> [Instructions to follow]:
Look for the string "华北地区景点" and copy every line that has it.

> [Source data]:
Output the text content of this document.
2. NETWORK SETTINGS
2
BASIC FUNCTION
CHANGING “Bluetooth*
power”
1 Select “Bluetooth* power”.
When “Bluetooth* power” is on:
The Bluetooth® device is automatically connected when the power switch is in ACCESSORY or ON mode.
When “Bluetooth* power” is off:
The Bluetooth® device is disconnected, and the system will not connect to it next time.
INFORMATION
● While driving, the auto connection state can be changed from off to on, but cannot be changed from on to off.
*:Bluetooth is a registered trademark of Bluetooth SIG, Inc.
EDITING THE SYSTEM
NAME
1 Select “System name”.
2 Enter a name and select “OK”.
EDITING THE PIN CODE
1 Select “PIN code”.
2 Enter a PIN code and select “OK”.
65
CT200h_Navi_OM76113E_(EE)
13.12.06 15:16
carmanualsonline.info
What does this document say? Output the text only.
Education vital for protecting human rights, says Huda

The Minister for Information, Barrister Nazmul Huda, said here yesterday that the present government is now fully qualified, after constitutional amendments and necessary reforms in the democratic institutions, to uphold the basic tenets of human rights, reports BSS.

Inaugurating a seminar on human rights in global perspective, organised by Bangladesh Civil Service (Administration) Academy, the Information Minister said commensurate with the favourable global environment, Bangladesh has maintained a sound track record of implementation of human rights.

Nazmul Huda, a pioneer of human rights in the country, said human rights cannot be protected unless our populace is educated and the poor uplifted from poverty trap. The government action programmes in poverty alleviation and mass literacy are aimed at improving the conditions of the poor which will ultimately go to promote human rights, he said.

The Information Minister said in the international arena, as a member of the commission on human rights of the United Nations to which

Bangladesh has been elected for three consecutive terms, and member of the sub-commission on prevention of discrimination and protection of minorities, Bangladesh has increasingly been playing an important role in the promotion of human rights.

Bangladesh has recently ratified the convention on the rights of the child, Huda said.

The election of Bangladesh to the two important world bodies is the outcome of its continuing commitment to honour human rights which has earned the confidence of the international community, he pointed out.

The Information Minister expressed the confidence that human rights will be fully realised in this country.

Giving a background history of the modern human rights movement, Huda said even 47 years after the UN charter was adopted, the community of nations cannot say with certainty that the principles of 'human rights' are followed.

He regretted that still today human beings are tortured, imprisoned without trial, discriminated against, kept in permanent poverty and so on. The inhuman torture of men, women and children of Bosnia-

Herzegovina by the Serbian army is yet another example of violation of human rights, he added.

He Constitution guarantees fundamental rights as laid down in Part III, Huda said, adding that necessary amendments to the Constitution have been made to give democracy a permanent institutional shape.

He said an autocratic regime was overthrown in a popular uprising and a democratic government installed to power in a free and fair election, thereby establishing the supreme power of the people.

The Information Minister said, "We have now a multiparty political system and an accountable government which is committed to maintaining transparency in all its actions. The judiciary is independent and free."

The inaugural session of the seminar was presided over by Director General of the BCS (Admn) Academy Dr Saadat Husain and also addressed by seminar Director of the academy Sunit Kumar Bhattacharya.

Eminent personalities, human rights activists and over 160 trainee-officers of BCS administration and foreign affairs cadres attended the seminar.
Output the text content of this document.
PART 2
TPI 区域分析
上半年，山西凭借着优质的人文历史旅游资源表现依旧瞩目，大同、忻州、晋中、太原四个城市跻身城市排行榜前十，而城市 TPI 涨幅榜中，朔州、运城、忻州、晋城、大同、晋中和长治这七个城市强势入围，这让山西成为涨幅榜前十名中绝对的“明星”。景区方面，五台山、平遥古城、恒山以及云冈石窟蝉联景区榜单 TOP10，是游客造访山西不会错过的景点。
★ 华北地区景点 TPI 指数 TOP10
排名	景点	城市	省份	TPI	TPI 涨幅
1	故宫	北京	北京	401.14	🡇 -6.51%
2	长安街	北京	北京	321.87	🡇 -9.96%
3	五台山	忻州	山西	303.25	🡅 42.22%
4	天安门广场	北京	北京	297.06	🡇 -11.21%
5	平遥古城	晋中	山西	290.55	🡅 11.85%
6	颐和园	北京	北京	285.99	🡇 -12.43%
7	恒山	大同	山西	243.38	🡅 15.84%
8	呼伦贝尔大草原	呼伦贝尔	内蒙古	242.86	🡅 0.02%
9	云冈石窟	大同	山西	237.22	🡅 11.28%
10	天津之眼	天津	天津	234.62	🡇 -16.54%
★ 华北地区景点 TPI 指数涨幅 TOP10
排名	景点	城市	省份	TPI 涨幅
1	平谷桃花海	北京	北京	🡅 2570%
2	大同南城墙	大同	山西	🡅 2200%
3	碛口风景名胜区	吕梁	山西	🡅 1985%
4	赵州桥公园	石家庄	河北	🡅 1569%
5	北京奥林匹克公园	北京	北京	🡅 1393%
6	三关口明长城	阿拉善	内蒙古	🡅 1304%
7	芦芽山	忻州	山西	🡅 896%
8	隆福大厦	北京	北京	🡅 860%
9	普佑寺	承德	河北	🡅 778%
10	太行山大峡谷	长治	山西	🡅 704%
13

> [Solution]:
★ 华北地区景点 TPI 指数 TOP10
★ 华北地区景点 TPI 指数涨幅 TOP10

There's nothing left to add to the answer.